Dataset entries:
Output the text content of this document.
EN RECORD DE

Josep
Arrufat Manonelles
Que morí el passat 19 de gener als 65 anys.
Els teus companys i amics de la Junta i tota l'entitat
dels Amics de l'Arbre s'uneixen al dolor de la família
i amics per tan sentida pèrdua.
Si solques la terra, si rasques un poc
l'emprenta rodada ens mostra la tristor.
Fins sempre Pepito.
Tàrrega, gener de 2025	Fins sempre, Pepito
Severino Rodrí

> What the exercise asks
Print every record above exactly as written.

> Reply
Output the text content of this document.
EN RECORD DE

Josep
Arrufat Manonelles
Que morí el passat 19 de gener als 65 anys.
Els teus companys i amics de la Junta i tota l'entitat
dels Amics de l'Arbre s'uneixen al dolor de la família
i amics per tan sentida pèrdua.
Si solques la terra, si rasques un poc
l'emprenta rodada ens mostra la tristor.
Fins sempre Pepito.
Tàrrega, gener de 2025	Fins sempre, Pepito
Severino Rodrí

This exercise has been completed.